[Data supplied Boundary: Start]

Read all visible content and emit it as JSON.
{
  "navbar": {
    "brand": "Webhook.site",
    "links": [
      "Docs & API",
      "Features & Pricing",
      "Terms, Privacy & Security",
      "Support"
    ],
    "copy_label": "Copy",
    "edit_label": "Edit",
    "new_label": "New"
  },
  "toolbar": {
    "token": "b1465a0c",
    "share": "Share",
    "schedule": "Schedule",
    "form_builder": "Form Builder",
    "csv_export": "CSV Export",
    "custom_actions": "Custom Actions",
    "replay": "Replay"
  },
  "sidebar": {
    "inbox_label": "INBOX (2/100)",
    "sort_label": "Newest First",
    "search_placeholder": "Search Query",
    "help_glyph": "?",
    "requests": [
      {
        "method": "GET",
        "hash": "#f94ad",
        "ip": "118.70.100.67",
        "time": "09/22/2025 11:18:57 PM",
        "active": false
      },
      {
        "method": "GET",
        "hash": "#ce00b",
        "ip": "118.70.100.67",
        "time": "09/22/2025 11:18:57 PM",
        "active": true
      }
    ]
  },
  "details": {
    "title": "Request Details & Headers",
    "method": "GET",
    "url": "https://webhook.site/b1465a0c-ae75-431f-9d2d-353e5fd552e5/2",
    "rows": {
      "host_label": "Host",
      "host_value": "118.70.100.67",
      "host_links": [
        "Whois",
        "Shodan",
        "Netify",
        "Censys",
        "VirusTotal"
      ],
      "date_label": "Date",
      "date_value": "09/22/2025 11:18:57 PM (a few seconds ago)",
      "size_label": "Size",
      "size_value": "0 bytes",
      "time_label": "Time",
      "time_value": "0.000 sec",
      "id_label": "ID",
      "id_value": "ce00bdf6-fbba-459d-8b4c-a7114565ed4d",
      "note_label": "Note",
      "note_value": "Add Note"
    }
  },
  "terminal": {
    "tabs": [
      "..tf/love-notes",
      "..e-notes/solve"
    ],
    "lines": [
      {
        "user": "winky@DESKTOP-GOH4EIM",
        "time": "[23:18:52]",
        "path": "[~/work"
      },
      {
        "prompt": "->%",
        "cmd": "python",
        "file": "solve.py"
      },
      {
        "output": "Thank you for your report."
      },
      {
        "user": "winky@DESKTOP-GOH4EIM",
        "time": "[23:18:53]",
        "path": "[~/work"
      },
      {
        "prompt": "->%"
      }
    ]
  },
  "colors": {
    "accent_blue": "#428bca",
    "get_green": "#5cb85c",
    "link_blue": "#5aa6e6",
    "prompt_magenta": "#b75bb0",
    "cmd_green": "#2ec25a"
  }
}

[Data supplied Boundary: End]

What to produce -> Your reply should match the data above exactly, line for line.

Task output ->
Read all visible content and emit it as JSON.
{
  "navbar": {
    "brand": "Webhook.site",
    "links": [
      "Docs & API",
      "Features & Pricing",
      "Terms, Privacy & Security",
      "Support"
    ],
    "copy_label": "Copy",
    "edit_label": "Edit",
    "new_label": "New"
  },
  "toolbar": {
    "token": "b1465a0c",
    "share": "Share",
    "schedule": "Schedule",
    "form_builder": "Form Builder",
    "csv_export": "CSV Export",
    "custom_actions": "Custom Actions",
    "replay": "Replay"
  },
  "sidebar": {
    "inbox_label": "INBOX (2/100)",
    "sort_label": "Newest First",
    "search_placeholder": "Search Query",
    "help_glyph": "?",
    "requests": [
      {
        "method": "GET",
        "hash": "#f94ad",
        "ip": "118.70.100.67",
        "time": "09/22/2025 11:18:57 PM",
        "active": false
      },
      {
        "method": "GET",
        "hash": "#ce00b",
        "ip": "118.70.100.67",
        "time": "09/22/2025 11:18:57 PM",
        "active": true
      }
    ]
  },
  "details": {
    "title": "Request Details & Headers",
    "method": "GET",
    "url": "https://webhook.site/b1465a0c-ae75-431f-9d2d-353e5fd552e5/2",
    "rows": {
      "host_label": "Host",
      "host_value": "118.70.100.67",
      "host_links": [
        "Whois",
        "Shodan",
        "Netify",
        "Censys",
        "VirusTotal"
      ],
      "date_label": "Date",
      "date_value": "09/22/2025 11:18:57 PM (a few seconds ago)",
      "size_label": "Size",
      "size_value": "0 bytes",
      "time_label": "Time",
      "time_value": "0.000 sec",
      "id_label": "ID",
      "id_value": "ce00bdf6-fbba-459d-8b4c-a7114565ed4d",
      "note_label": "Note",
      "note_value": "Add Note"
    }
  },
  "terminal": {
    "tabs": [
      "..tf/love-notes",
      "..e-notes/solve"
    ],
    "lines": [
      {
        "user": "winky@DESKTOP-GOH4EIM",
        "time": "[23:18:52]",
        "path": "[~/work"
      },
      {
        "prompt": "->%",
        "cmd": "python",
        "file": "solve.py"
      },
      {
        "output": "Thank you for your report."
      },
      {
        "user": "winky@DESKTOP-GOH4EIM",
        "time": "[23:18:53]",
        "path": "[~/work"
      },
      {
        "prompt": "->%"
      }
    ]
  },
  "colors": {
    "accent_blue": "#428bca",
    "get_green": "#5cb85c",
    "link_blue": "#5aa6e6",
    "prompt_magenta": "#b75bb0",
    "cmd_green": "#2ec25a"
  }
}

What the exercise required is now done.